_TASK REQUIREMENTS_
I would like the entries transcribed word for word, please, with the pictures removed.

[Dataset rows for document pages]

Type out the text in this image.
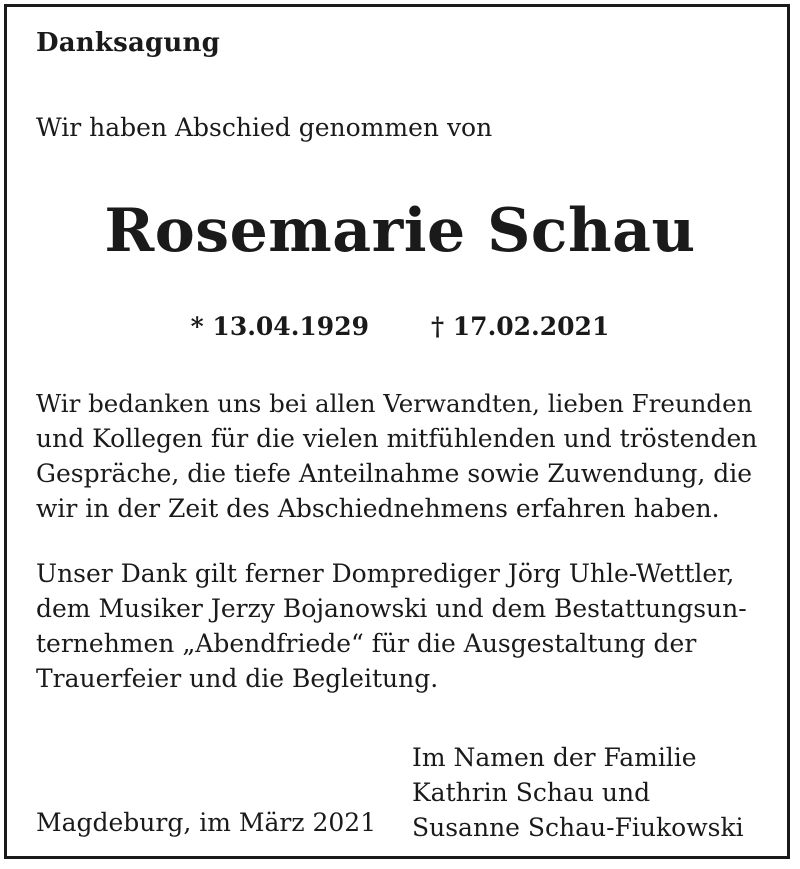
Danksagung
Wir haben Abschied genommen von
Rosemarie Schau
* 13.04.1929 † 17.02.2021
Wir bedanken uns bei allen Verwandten, lieben Freunden
und Kollegen für die vielen mitfühlenden und tröstenden
Gespräche, die tiefe Anteilnahme sowie Zuwendung, die
wir in der Zeit des Abschiednehmens erfahren haben.
Unser Dank gilt ferner Domprediger Jörg Uhle-Wettler,
dem Musiker Jerzy Bojanowski und dem Bestattungsun-
ternehmen „Abendfriede“ für die Ausgestaltung der
Trauerfeier und die Begleitung.
Magdeburg, im März 2021
Im Namen der Familie
Kathrin Schau und
Susanne Schau-Fiukowski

_WRITTEN RESPONSE_
Type out the text in this image.
Danksagung
Wir haben Abschied genommen von
Rosemarie Schau
* 13.04.1929 † 17.02.2021
Wir bedanken uns bei allen Verwandten, lieben Freunden
und Kollegen für die vielen mitfühlenden und tröstenden
Gespräche, die tiefe Anteilnahme sowie Zuwendung, die
wir in der Zeit des Abschiednehmens erfahren haben.
Unser Dank gilt ferner Domprediger Jörg Uhle-Wettler,
dem Musiker Jerzy Bojanowski und dem Bestattungsun-
ternehmen „Abendfriede“ für die Ausgestaltung der
Trauerfeier und die Begleitung.
Magdeburg, im März 2021
Im Namen der Familie
Kathrin Schau und
Susanne Schau-Fiukowski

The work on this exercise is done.